### Text shown:

----

Respuesta :
Answer:
A) Half-life = 1,283 s = 21.38 minutes
B) Rate constant = (1.99 × 10⁻³) s⁻¹
C) The time it will take for this reactant concentration to drop to (1/8) of its initial value
= 239 s = 3.98 minutes
Explanation:
The question already explained how the half-life of a first order reaction (T½)
is related to its rate constant (k)
T½ = (0.693/k)
Part A
What is the half-life of a first-order reaction with a rate constant of (5.40×10⁻⁴) s⁻¹?
T½ = (0.693/k)
T½ = ?
k = (5.40×10⁻⁴) s⁻¹
T½ = (0.693) ÷ (5.40×10⁻⁴) = 1,283.33 s = 1283 s
Part B
What is the rate constant of a first-order reaction that takes 349 seconds for the reactant concentration to drop to half of its initial value?
T½ = (0.693/k)
T½ = 349 s
k = ?
349 = (0.693/k)
k = (0.693/349) = 0.0019856734
= (1.99 × 10⁻³) s⁻¹
Part C
A certain first-order reaction has a rate constant of 8.70×10−3 s−1. How long will it take for the reactant concentration to drop to (1/8) of its initial value
T½ = (0.693/k)
T½ = ?
k = (8.70×10⁻³) s⁻¹
T½ = (0.693) ÷ (8.70×10⁻³) = 79.655 s
- The half life is the time it takes the concentration of the reactant to reach half of its initial value.
- In two Half-Lives, the concentration of the reactant drops to one-quarter (1/4) of its initial value.
- In three Half-Lives, the concentration of the reactant drops to one-eight (1/8) of its initial value.
Hence, the time it will take for this reactant concentration to drop to (1/8) of its initial value
= 3 × T½ = 3 × 79.655 = 238.97 s = 239 s
Hope this Helps!!!!

----

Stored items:

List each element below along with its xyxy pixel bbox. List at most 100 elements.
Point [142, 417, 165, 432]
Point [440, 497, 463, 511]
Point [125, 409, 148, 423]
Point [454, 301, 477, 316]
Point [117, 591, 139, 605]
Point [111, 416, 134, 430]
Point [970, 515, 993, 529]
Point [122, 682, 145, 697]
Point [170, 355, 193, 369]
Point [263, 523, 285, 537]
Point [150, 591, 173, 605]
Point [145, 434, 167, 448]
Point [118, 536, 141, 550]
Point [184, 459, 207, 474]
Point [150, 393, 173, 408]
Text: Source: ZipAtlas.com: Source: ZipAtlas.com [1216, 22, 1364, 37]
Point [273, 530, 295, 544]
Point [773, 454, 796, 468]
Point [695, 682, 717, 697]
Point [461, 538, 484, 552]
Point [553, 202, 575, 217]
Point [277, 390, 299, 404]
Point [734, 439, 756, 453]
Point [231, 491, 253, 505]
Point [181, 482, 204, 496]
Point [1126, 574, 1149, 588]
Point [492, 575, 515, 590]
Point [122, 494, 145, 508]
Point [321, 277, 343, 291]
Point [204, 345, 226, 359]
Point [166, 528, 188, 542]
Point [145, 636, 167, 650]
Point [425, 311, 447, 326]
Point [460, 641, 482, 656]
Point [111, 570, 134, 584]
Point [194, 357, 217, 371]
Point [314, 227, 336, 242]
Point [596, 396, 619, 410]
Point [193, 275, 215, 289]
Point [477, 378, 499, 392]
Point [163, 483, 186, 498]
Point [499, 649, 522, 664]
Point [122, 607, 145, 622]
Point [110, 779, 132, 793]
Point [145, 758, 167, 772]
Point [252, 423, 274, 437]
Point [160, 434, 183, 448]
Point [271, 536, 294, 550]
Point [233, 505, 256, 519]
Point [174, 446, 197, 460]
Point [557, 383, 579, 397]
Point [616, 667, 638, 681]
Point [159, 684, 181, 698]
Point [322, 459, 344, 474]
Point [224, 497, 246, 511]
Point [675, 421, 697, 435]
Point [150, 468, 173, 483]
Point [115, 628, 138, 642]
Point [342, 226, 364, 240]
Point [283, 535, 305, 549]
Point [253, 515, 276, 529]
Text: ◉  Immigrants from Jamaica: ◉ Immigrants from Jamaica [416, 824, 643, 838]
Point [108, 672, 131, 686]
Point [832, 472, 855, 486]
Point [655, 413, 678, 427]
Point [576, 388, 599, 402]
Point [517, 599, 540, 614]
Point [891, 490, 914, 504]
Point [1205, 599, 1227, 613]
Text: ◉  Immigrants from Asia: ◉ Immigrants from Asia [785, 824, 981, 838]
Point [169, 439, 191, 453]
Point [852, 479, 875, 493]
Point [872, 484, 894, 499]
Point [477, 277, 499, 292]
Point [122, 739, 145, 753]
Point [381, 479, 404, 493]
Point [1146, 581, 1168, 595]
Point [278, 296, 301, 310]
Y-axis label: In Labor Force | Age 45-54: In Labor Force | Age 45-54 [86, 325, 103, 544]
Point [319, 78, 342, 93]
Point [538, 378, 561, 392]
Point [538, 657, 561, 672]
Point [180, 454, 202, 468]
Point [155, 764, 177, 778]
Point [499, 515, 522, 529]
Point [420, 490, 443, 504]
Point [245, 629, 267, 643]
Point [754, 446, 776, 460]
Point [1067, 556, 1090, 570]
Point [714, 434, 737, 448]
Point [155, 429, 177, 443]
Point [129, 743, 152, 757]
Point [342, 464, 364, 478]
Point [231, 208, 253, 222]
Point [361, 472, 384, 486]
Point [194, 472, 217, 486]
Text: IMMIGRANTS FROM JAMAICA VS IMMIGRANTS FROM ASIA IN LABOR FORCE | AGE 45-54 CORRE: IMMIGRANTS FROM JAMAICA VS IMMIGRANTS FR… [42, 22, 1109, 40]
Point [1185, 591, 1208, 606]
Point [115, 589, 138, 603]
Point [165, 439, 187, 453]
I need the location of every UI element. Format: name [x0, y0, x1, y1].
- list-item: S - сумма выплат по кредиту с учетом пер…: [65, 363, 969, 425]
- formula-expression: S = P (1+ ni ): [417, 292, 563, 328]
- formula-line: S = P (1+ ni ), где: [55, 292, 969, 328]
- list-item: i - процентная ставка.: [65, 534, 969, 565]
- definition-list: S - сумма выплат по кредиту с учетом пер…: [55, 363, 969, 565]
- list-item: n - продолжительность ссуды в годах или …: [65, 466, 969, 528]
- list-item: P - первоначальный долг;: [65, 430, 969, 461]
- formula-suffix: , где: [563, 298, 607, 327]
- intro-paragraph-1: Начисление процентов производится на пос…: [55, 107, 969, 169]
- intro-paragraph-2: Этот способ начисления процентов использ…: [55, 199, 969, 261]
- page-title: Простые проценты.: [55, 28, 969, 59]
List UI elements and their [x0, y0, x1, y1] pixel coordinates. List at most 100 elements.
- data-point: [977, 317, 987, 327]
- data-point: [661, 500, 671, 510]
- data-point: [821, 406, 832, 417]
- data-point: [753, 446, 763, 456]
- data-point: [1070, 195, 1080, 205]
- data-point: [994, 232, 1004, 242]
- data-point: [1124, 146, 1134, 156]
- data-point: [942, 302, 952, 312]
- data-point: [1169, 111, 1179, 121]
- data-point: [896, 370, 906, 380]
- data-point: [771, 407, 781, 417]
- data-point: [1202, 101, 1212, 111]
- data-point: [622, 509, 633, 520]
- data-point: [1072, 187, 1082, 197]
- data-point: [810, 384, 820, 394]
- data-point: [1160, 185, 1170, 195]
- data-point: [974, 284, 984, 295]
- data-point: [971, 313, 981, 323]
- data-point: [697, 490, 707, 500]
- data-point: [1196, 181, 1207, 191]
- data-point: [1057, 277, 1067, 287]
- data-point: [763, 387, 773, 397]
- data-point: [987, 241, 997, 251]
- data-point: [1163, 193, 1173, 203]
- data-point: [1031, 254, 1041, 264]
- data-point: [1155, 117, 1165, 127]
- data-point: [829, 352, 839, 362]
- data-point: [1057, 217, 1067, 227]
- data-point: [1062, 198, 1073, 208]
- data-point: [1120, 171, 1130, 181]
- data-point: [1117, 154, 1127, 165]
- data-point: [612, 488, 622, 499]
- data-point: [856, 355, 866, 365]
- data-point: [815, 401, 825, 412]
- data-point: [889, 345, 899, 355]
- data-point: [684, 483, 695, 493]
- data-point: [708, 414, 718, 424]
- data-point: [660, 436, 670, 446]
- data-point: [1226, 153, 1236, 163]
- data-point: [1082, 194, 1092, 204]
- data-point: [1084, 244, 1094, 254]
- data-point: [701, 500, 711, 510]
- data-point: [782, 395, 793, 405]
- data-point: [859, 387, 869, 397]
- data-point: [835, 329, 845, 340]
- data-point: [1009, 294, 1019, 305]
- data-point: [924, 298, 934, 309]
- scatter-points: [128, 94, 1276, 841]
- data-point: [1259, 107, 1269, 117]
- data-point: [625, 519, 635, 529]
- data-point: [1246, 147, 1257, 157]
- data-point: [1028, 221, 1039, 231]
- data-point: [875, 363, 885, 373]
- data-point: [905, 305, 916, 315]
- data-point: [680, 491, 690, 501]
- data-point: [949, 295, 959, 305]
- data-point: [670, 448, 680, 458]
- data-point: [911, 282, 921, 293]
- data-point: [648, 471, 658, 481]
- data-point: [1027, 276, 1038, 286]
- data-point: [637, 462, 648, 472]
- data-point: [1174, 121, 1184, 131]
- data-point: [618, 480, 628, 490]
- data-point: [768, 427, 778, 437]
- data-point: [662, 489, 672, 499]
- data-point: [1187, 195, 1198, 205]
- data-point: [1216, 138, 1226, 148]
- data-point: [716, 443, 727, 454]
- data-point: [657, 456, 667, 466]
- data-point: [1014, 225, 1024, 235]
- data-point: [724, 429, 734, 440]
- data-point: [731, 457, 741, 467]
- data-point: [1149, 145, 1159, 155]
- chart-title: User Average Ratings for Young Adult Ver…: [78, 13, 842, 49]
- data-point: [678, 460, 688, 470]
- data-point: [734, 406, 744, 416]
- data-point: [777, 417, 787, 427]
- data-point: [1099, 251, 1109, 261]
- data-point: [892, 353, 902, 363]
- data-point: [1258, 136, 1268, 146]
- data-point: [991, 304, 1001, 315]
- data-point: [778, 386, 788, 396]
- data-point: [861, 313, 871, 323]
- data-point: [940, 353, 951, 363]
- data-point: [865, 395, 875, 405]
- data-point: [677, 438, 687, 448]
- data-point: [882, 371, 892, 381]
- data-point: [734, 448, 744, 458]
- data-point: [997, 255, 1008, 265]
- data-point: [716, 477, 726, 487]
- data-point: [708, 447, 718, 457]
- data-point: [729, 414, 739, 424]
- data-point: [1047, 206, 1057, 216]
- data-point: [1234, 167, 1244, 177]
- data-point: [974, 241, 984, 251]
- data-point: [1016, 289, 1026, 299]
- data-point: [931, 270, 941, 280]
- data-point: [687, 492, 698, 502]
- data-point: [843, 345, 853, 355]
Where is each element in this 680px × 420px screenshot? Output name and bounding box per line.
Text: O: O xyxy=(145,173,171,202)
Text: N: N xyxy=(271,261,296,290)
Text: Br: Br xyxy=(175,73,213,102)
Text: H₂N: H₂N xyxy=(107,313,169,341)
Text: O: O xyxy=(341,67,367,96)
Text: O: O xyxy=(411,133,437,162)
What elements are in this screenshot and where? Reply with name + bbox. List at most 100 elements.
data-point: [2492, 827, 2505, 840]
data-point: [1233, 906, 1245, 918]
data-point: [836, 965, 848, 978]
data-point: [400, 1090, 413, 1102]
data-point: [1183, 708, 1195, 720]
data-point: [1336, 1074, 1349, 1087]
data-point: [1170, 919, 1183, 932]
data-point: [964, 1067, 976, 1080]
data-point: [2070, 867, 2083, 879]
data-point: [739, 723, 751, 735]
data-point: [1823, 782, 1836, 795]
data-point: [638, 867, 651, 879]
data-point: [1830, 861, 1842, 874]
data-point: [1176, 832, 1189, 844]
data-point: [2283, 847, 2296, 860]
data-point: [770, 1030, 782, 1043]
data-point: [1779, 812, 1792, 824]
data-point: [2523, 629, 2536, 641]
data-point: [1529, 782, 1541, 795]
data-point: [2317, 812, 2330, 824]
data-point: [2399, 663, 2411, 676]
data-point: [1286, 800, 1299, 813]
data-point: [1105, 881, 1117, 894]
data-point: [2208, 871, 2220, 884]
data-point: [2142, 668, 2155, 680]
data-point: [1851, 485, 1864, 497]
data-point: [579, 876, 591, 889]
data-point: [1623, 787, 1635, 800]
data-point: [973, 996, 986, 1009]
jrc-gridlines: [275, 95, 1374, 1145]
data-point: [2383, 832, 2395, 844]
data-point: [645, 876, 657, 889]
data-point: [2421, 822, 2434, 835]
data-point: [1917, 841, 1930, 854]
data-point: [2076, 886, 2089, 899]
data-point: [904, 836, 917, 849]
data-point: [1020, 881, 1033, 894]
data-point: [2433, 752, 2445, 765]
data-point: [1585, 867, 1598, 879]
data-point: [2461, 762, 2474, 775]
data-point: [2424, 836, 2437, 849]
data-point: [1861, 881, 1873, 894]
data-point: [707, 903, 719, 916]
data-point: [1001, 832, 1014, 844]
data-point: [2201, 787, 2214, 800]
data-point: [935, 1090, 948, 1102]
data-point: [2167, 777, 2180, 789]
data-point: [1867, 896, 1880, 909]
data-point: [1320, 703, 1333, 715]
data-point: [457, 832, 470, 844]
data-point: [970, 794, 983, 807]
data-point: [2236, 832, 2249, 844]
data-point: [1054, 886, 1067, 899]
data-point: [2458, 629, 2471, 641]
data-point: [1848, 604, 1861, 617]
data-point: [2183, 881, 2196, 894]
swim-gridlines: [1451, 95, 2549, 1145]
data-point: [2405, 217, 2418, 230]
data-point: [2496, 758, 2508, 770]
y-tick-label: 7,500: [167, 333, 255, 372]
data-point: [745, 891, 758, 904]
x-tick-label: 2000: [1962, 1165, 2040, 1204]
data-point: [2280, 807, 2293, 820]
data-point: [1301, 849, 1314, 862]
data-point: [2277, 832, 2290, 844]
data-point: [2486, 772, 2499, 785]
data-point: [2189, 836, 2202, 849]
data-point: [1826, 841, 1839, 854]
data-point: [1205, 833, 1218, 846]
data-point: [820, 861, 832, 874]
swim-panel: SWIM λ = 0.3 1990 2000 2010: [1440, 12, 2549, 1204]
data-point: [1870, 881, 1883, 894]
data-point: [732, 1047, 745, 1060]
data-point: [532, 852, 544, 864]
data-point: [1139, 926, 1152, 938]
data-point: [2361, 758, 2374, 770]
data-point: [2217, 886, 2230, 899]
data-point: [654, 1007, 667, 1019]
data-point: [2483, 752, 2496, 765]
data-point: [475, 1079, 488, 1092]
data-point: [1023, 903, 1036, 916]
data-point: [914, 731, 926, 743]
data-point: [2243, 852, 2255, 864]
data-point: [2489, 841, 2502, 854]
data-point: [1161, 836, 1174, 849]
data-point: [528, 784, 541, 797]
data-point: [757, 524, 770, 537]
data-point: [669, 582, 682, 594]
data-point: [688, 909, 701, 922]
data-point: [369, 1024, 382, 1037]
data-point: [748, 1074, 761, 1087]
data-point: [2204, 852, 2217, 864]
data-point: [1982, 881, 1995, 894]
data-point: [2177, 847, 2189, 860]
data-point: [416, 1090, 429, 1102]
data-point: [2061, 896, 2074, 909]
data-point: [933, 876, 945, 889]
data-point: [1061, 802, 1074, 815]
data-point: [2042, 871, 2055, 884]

----

### List of tasks:
**a)** Reproduce the part of the half-life solution between "349 = (0.693/k)" and "(1/8) of its initial value.", inclusive.
**b)** In the half-life solution, what fraction of its initial value does the reactant concentration reach after two half-lives?
**c)** Using the half-life solution, explain why the Part C time equals three times the half-life.

### Per-task outputs:
**a)**
349 = (0.693/k)
k = (0.693/349) = 0.0019856734
= (1.99 × 10⁻³) s⁻¹
Part C
A certain first-order reaction has a rate constant of 8.70×10−3 s−1. How long will it take for the reactant concentration to drop to (1/8) of its initial value
T½ = (0.693/k)
T½ = ?
k = (8.70×10⁻³) s⁻¹
T½ = (0.693) ÷ (8.70×10⁻³) = 79.655 s
- The half life is the time it takes the concentration of the reactant to reach half of its initial value.
- In two Half-Lives, the concentration of the reactant drops to one-quarter (1/4) of its initial value.
- In three Half-Lives, the concentration of the reactant drops to one-eight (1/8) of its initial value.

**b)** One-quarter (1/4) of its initial value.

**c)** A half-life is the time for the reactant concentration to fall to half its initial value. The concentration drops to 1/4 after two half-lives and to 1/8 after three. Reaching 1/8 therefore takes 3 × T½ = 3 × 79.655 s, or about 239 s.